** WRITTEN EXERCISE **
Any pictures in the records below should be skipped; write out everything else exactly.

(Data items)
::::

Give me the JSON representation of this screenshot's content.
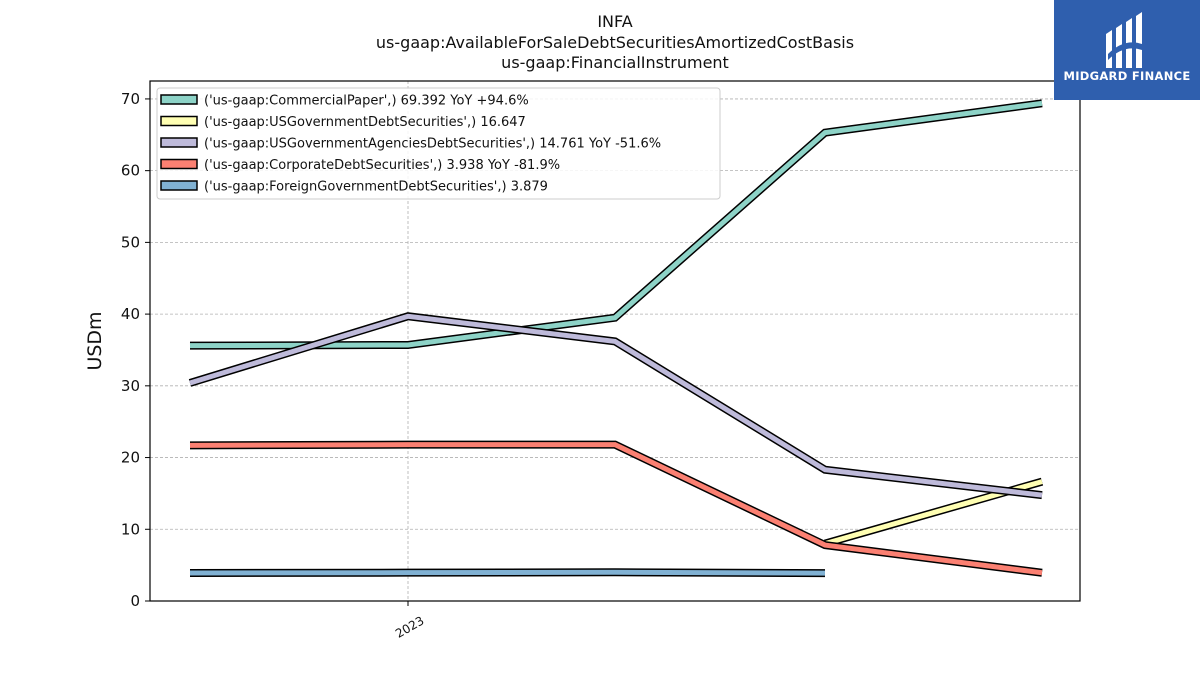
{
  "chart_data": {
    "type": "line",
    "title_lines": [
      "INFA",
      "us-gaap:AvailableForSaleDebtSecuritiesAmortizedCostBasis",
      "us-gaap:FinancialInstrument"
    ],
    "ylabel": "USDm",
    "xlabel": "",
    "ylim": [
      0,
      72.5
    ],
    "yticks": [
      0,
      10,
      20,
      30,
      40,
      50,
      60,
      70
    ],
    "x_tick_labels": [
      "2023"
    ],
    "grid": true,
    "legend_position": "top-left",
    "series": [
      {
        "name": "('us-gaap:CommercialPaper',) 69.392 YoY +94.6%",
        "color": "#8dd3c7",
        "values": [
          35.6,
          35.7,
          39.5,
          65.3,
          69.392
        ]
      },
      {
        "name": "('us-gaap:USGovernmentDebtSecurities',) 16.647",
        "color": "#ffffb3",
        "values": [
          null,
          null,
          null,
          8.0,
          16.647
        ]
      },
      {
        "name": "('us-gaap:USGovernmentAgenciesDebtSecurities',) 14.761 YoY -51.6%",
        "color": "#bebada",
        "values": [
          30.4,
          39.7,
          36.2,
          18.3,
          14.761
        ]
      },
      {
        "name": "('us-gaap:CorporateDebtSecurities',) 3.938 YoY -81.9%",
        "color": "#fb8072",
        "values": [
          21.7,
          21.8,
          21.8,
          7.8,
          3.938
        ]
      },
      {
        "name": "('us-gaap:ForeignGovernmentDebtSecurities',) 3.879",
        "color": "#80b1d3",
        "values": [
          3.9,
          3.95,
          4.0,
          3.879,
          null
        ]
      }
    ]
  },
  "logo": {
    "text": "MIDGARD FINANCE"
  }
}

::::

** SOLUTION TO THE PROBLEM **
Give me the JSON representation of this screenshot's content.
{
  "chart_data": {
    "type": "line",
    "title_lines": [
      "INFA",
      "us-gaap:AvailableForSaleDebtSecuritiesAmortizedCostBasis",
      "us-gaap:FinancialInstrument"
    ],
    "ylabel": "USDm",
    "xlabel": "",
    "ylim": [
      0,
      72.5
    ],
    "yticks": [
      0,
      10,
      20,
      30,
      40,
      50,
      60,
      70
    ],
    "x_tick_labels": [
      "2023"
    ],
    "grid": true,
    "legend_position": "top-left",
    "series": [
      {
        "name": "('us-gaap:CommercialPaper',) 69.392 YoY +94.6%",
        "color": "#8dd3c7",
        "values": [
          35.6,
          35.7,
          39.5,
          65.3,
          69.392
        ]
      },
      {
        "name": "('us-gaap:USGovernmentDebtSecurities',) 16.647",
        "color": "#ffffb3",
        "values": [
          null,
          null,
          null,
          8.0,
          16.647
        ]
      },
      {
        "name": "('us-gaap:USGovernmentAgenciesDebtSecurities',) 14.761 YoY -51.6%",
        "color": "#bebada",
        "values": [
          30.4,
          39.7,
          36.2,
          18.3,
          14.761
        ]
      },
      {
        "name": "('us-gaap:CorporateDebtSecurities',) 3.938 YoY -81.9%",
        "color": "#fb8072",
        "values": [
          21.7,
          21.8,
          21.8,
          7.8,
          3.938
        ]
      },
      {
        "name": "('us-gaap:ForeignGovernmentDebtSecurities',) 3.879",
        "color": "#80b1d3",
        "values": [
          3.9,
          3.95,
          4.0,
          3.879,
          null
        ]
      }
    ]
  },
  "logo": {
    "text": "MIDGARD FINANCE"
  }
}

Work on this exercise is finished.